━━━━━ DATA EXTRACT
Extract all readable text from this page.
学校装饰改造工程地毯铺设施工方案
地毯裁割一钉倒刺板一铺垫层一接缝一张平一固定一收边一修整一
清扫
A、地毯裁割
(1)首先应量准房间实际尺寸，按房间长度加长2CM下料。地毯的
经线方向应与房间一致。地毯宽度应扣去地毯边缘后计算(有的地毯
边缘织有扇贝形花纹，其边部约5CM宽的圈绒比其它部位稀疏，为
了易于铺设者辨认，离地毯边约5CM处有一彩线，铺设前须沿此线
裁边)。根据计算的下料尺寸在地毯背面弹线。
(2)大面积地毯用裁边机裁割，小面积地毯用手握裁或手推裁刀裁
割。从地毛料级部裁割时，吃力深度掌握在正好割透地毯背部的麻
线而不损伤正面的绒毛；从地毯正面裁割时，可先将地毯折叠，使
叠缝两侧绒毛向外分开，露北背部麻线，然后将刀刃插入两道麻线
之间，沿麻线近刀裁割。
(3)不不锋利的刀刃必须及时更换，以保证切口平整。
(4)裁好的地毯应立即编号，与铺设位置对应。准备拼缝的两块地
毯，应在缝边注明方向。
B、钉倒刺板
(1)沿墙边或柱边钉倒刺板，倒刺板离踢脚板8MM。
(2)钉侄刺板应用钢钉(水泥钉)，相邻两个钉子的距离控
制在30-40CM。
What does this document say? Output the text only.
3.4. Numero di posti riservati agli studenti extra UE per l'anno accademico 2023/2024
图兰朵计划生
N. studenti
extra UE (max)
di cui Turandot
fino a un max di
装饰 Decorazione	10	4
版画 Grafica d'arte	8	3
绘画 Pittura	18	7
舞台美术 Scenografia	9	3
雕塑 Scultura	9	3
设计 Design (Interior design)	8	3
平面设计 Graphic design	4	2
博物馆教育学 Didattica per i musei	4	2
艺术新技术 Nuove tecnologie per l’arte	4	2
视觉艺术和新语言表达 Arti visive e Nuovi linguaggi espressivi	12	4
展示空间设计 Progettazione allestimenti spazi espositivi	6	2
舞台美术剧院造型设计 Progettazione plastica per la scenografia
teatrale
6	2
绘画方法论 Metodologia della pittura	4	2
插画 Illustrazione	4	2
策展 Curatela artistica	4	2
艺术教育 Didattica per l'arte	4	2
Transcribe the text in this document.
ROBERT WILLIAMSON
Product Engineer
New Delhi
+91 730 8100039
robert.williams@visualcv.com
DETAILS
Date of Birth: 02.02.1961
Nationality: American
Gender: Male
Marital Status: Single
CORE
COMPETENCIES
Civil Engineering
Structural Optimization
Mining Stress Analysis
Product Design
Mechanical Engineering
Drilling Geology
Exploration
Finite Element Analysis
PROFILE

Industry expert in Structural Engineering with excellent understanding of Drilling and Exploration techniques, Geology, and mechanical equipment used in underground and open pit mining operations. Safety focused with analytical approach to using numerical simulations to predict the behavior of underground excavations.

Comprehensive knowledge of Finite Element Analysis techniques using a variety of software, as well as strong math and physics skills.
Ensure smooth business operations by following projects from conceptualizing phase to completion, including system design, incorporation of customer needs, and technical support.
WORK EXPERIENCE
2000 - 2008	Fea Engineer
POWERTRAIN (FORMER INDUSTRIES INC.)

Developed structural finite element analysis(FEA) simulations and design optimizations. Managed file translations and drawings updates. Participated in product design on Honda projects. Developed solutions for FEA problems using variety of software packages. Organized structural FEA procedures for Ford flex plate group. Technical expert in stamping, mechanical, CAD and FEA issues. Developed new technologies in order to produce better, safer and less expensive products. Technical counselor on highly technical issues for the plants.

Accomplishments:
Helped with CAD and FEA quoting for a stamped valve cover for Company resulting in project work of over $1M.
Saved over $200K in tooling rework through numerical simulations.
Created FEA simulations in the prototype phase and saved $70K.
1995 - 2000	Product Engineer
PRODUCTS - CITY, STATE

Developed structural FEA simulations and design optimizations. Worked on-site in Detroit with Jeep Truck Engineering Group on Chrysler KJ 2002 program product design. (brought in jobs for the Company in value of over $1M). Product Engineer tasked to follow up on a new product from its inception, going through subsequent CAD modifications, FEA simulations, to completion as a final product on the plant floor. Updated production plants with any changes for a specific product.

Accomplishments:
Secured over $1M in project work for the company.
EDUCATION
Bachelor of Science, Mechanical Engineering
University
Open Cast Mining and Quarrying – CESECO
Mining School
━━━━━━━━━━
## TASK DESCRIPTION
Every line above needs to be retyped exactly.

## OUTPUT FOR THIS EXERCISE
Extract all readable text from this page.
学校装饰改造工程地毯铺设施工方案
地毯裁割一钉倒刺板一铺垫层一接缝一张平一固定一收边一修整一
清扫
A、地毯裁割
(1)首先应量准房间实际尺寸，按房间长度加长2CM下料。地毯的
经线方向应与房间一致。地毯宽度应扣去地毯边缘后计算(有的地毯
边缘织有扇贝形花纹，其边部约5CM宽的圈绒比其它部位稀疏，为
了易于铺设者辨认，离地毯边约5CM处有一彩线，铺设前须沿此线
裁边)。根据计算的下料尺寸在地毯背面弹线。
(2)大面积地毯用裁边机裁割，小面积地毯用手握裁或手推裁刀裁
割。从地毛料级部裁割时，吃力深度掌握在正好割透地毯背部的麻
线而不损伤正面的绒毛；从地毯正面裁割时，可先将地毯折叠，使
叠缝两侧绒毛向外分开，露北背部麻线，然后将刀刃插入两道麻线
之间，沿麻线近刀裁割。
(3)不不锋利的刀刃必须及时更换，以保证切口平整。
(4)裁好的地毯应立即编号，与铺设位置对应。准备拼缝的两块地
毯，应在缝边注明方向。
B、钉倒刺板
(1)沿墙边或柱边钉倒刺板，倒刺板离踢脚板8MM。
(2)钉侄刺板应用钢钉(水泥钉)，相邻两个钉子的距离控
制在30-40CM。
What does this document say? Output the text only.
3.4. Numero di posti riservati agli studenti extra UE per l'anno accademico 2023/2024
图兰朵计划生
N. studenti
extra UE (max)
di cui Turandot
fino a un max di
装饰 Decorazione	10	4
版画 Grafica d'arte	8	3
绘画 Pittura	18	7
舞台美术 Scenografia	9	3
雕塑 Scultura	9	3
设计 Design (Interior design)	8	3
平面设计 Graphic design	4	2
博物馆教育学 Didattica per i musei	4	2
艺术新技术 Nuove tecnologie per l’arte	4	2
视觉艺术和新语言表达 Arti visive e Nuovi linguaggi espressivi	12	4
展示空间设计 Progettazione allestimenti spazi espositivi	6	2
舞台美术剧院造型设计 Progettazione plastica per la scenografia
teatrale
6	2
绘画方法论 Metodologia della pittura	4	2
插画 Illustrazione	4	2
策展 Curatela artistica	4	2
艺术教育 Didattica per l'arte	4	2
Transcribe the text in this document.
ROBERT WILLIAMSON
Product Engineer
New Delhi
+91 730 8100039
robert.williams@visualcv.com
DETAILS
Date of Birth: 02.02.1961
Nationality: American
Gender: Male
Marital Status: Single
CORE
COMPETENCIES
Civil Engineering
Structural Optimization
Mining Stress Analysis
Product Design
Mechanical Engineering
Drilling Geology
Exploration
Finite Element Analysis
PROFILE

Industry expert in Structural Engineering with excellent understanding of Drilling and Exploration techniques, Geology, and mechanical equipment used in underground and open pit mining operations. Safety focused with analytical approach to using numerical simulations to predict the behavior of underground excavations.

Comprehensive knowledge of Finite Element Analysis techniques using a variety of software, as well as strong math and physics skills.
Ensure smooth business operations by following projects from conceptualizing phase to completion, including system design, incorporation of customer needs, and technical support.
WORK EXPERIENCE
2000 - 2008	Fea Engineer
POWERTRAIN (FORMER INDUSTRIES INC.)

Developed structural finite element analysis(FEA) simulations and design optimizations. Managed file translations and drawings updates. Participated in product design on Honda projects. Developed solutions for FEA problems using variety of software packages. Organized structural FEA procedures for Ford flex plate group. Technical expert in stamping, mechanical, CAD and FEA issues. Developed new technologies in order to produce better, safer and less expensive products. Technical counselor on highly technical issues for the plants.

Accomplishments:
Helped with CAD and FEA quoting for a stamped valve cover for Company resulting in project work of over $1M.
Saved over $200K in tooling rework through numerical simulations.
Created FEA simulations in the prototype phase and saved $70K.
1995 - 2000	Product Engineer
PRODUCTS - CITY, STATE

Developed structural FEA simulations and design optimizations. Worked on-site in Detroit with Jeep Truck Engineering Group on Chrysler KJ 2002 program product design. (brought in jobs for the Company in value of over $1M). Product Engineer tasked to follow up on a new product from its inception, going through subsequent CAD modifications, FEA simulations, to completion as a final product on the plant floor. Updated production plants with any changes for a specific product.

Accomplishments:
Secured over $1M in project work for the company.
EDUCATION
Bachelor of Science, Mechanical Engineering
University
Open Cast Mining and Quarrying – CESECO
Mining School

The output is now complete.